Goal: Write out every entry word for word.

>> begin Records for this exercise

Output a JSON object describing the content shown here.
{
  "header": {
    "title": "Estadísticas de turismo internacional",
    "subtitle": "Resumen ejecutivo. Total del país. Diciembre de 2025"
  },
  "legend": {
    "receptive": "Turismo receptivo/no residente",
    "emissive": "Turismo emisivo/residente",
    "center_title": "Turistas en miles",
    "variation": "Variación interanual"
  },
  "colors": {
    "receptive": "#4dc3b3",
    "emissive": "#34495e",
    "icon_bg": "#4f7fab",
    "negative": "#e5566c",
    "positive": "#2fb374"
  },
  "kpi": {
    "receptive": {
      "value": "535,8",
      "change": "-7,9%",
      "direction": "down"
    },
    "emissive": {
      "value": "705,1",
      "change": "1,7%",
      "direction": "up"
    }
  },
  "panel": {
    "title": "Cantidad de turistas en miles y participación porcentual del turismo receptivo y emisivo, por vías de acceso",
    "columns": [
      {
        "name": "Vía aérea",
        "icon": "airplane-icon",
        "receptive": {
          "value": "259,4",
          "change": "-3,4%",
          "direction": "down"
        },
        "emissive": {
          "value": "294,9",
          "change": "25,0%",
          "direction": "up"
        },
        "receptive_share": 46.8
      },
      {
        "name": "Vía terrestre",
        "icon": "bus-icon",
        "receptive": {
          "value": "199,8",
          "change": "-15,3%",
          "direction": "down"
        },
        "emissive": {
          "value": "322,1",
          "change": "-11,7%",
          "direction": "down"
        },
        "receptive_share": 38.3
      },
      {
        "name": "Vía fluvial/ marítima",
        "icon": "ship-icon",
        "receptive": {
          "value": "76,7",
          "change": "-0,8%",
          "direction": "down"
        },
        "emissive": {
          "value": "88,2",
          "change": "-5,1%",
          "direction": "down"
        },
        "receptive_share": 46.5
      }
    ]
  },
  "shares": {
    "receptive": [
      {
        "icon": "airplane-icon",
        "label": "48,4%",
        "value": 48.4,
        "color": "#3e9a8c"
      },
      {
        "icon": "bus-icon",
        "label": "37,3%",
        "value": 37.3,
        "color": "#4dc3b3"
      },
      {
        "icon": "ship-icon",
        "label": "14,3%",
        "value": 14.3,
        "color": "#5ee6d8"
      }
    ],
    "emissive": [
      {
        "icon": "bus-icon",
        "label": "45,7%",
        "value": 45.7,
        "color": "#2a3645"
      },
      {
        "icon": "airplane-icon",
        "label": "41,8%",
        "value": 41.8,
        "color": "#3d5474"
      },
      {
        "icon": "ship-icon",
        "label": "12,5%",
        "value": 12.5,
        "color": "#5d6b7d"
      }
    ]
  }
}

>> end Records for this exercise

Full output:
Output a JSON object describing the content shown here.
{
  "header": {
    "title": "Estadísticas de turismo internacional",
    "subtitle": "Resumen ejecutivo. Total del país. Diciembre de 2025"
  },
  "legend": {
    "receptive": "Turismo receptivo/no residente",
    "emissive": "Turismo emisivo/residente",
    "center_title": "Turistas en miles",
    "variation": "Variación interanual"
  },
  "colors": {
    "receptive": "#4dc3b3",
    "emissive": "#34495e",
    "icon_bg": "#4f7fab",
    "negative": "#e5566c",
    "positive": "#2fb374"
  },
  "kpi": {
    "receptive": {
      "value": "535,8",
      "change": "-7,9%",
      "direction": "down"
    },
    "emissive": {
      "value": "705,1",
      "change": "1,7%",
      "direction": "up"
    }
  },
  "panel": {
    "title": "Cantidad de turistas en miles y participación porcentual del turismo receptivo y emisivo, por vías de acceso",
    "columns": [
      {
        "name": "Vía aérea",
        "icon": "airplane-icon",
        "receptive": {
          "value": "259,4",
          "change": "-3,4%",
          "direction": "down"
        },
        "emissive": {
          "value": "294,9",
          "change": "25,0%",
          "direction": "up"
        },
        "receptive_share": 46.8
      },
      {
        "name": "Vía terrestre",
        "icon": "bus-icon",
        "receptive": {
          "value": "199,8",
          "change": "-15,3%",
          "direction": "down"
        },
        "emissive": {
          "value": "322,1",
          "change": "-11,7%",
          "direction": "down"
        },
        "receptive_share": 38.3
      },
      {
        "name": "Vía fluvial/ marítima",
        "icon": "ship-icon",
        "receptive": {
          "value": "76,7",
          "change": "-0,8%",
          "direction": "down"
        },
        "emissive": {
          "value": "88,2",
          "change": "-5,1%",
          "direction": "down"
        },
        "receptive_share": 46.5
      }
    ]
  },
  "shares": {
    "receptive": [
      {
        "icon": "airplane-icon",
        "label": "48,4%",
        "value": 48.4,
        "color": "#3e9a8c"
      },
      {
        "icon": "bus-icon",
        "label": "37,3%",
        "value": 37.3,
        "color": "#4dc3b3"
      },
      {
        "icon": "ship-icon",
        "label": "14,3%",
        "value": 14.3,
        "color": "#5ee6d8"
      }
    ],
    "emissive": [
      {
        "icon": "bus-icon",
        "label": "45,7%",
        "value": 45.7,
        "color": "#2a3645"
      },
      {
        "icon": "airplane-icon",
        "label": "41,8%",
        "value": 41.8,
        "color": "#3d5474"
      },
      {
        "icon": "ship-icon",
        "label": "12,5%",
        "value": 12.5,
        "color": "#5d6b7d"
      }
    ]
  }
}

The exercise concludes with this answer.